*REQUIREMENTS:* Lines holding the string "this" are the ones to copy; find them all in the data.

*RECORDED INFORMATION:*
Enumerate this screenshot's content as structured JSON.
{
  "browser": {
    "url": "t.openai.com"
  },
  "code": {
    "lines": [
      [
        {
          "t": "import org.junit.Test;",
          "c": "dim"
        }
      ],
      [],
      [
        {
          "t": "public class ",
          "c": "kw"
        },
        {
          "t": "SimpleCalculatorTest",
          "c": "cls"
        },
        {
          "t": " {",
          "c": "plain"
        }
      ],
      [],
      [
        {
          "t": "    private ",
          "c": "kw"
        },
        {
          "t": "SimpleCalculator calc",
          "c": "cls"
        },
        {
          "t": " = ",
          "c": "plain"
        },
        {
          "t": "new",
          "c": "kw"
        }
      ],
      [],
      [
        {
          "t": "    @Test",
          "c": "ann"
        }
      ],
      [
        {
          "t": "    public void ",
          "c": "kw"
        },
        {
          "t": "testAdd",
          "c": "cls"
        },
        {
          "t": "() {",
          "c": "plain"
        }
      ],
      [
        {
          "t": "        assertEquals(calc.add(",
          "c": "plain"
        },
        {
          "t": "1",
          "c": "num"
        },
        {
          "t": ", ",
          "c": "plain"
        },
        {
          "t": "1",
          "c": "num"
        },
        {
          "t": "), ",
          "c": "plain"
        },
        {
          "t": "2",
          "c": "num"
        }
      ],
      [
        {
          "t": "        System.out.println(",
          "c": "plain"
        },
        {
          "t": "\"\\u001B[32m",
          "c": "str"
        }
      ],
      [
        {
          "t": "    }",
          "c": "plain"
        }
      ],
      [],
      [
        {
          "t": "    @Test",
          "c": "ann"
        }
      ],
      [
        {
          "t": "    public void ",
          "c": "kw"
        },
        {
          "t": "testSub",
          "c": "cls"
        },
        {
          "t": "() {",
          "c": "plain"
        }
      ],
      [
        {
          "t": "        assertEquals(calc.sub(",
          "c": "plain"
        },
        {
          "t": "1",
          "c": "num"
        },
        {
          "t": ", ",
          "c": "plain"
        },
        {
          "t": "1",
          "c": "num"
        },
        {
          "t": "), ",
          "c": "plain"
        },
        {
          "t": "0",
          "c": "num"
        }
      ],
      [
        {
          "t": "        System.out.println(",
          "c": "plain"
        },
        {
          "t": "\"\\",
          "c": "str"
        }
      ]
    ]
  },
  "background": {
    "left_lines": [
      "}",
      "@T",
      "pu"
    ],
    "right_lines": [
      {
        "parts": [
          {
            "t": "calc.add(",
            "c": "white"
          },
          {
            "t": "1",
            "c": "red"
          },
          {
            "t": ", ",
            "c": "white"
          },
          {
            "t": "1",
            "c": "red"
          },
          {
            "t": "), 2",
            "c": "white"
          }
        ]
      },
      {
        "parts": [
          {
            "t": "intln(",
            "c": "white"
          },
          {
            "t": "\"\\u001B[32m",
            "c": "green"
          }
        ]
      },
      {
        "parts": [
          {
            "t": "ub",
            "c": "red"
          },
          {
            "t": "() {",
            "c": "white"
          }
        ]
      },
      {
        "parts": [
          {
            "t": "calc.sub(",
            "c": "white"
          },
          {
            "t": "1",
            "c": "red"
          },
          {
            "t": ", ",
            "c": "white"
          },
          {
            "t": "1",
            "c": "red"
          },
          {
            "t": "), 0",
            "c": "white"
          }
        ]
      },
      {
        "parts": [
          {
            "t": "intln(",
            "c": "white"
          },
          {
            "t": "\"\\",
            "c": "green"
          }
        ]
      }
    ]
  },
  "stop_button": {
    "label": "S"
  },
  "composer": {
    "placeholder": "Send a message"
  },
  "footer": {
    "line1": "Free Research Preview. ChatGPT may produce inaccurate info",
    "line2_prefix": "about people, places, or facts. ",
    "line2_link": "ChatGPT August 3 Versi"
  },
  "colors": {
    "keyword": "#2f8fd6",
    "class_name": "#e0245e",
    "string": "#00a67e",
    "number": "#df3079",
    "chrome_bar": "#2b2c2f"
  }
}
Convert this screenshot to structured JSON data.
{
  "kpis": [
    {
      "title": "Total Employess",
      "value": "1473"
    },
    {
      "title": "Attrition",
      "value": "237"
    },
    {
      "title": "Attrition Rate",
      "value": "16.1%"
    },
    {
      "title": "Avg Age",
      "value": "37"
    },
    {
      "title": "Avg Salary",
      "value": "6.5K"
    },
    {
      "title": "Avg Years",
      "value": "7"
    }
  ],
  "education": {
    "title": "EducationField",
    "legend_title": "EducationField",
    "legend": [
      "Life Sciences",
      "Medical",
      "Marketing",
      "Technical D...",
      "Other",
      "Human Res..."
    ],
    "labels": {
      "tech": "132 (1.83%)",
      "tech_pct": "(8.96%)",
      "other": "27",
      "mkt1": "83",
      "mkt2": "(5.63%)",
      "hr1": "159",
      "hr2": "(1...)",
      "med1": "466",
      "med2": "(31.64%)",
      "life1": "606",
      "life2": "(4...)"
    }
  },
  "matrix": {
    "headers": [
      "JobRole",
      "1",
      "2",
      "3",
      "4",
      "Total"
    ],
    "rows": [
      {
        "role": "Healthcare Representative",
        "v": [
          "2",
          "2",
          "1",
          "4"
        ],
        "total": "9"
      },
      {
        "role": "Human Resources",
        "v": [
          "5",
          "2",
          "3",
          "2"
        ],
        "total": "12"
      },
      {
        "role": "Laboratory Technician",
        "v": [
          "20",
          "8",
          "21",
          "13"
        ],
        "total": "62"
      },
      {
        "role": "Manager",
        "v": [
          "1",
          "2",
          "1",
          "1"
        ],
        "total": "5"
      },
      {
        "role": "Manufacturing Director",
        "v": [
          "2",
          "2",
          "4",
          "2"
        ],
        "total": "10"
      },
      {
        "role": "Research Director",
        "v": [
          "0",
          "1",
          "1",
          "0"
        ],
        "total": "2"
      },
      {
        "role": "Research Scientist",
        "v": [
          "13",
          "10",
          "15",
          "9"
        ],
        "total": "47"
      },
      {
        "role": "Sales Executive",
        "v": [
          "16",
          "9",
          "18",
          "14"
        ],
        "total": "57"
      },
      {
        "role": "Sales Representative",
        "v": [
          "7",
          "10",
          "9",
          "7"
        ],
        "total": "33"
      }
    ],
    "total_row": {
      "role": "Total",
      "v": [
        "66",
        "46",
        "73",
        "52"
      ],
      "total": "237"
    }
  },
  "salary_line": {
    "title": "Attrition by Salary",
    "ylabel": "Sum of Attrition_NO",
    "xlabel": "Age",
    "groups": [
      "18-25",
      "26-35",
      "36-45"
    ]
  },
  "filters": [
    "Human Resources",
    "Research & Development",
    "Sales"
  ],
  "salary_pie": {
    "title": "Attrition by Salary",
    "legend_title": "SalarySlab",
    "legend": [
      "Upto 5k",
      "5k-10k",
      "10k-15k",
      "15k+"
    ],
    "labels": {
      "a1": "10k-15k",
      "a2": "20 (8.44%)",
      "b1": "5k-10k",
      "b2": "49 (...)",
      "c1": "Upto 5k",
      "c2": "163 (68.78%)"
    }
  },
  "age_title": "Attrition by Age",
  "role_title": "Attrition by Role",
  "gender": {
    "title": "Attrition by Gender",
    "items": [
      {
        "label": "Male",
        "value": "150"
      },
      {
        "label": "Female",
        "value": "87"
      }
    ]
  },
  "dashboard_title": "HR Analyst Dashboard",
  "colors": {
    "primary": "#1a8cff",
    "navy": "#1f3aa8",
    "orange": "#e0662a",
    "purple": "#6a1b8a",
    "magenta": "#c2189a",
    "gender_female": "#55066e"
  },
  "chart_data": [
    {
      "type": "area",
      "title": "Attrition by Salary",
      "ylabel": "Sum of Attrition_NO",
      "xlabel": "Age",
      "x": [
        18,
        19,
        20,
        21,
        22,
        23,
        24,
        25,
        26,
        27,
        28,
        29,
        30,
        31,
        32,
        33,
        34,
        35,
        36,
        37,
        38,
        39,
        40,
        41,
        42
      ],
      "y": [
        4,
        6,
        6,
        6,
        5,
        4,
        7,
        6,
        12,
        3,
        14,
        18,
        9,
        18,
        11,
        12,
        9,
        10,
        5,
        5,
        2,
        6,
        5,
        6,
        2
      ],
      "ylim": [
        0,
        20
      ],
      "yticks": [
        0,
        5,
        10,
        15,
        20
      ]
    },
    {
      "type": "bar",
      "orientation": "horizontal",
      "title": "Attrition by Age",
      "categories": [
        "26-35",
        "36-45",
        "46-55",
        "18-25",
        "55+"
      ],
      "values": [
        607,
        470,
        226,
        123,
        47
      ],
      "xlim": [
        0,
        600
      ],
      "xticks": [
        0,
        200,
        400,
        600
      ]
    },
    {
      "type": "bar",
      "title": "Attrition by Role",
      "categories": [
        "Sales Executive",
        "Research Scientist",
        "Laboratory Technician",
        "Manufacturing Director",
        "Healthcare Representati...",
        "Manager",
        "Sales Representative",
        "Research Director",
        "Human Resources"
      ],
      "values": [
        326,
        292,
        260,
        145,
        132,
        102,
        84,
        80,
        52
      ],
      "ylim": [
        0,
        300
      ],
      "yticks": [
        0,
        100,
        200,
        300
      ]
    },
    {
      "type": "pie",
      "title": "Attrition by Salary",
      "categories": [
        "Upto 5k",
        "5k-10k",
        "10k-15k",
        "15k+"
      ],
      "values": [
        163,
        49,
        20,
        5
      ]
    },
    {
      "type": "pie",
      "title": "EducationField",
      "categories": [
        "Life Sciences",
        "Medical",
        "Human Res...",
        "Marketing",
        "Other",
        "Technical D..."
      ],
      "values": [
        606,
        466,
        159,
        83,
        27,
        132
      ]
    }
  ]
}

*FULL OUTPUT:*
Enumerate this screenshot's content as structured JSON.
Convert this screenshot to structured JSON data.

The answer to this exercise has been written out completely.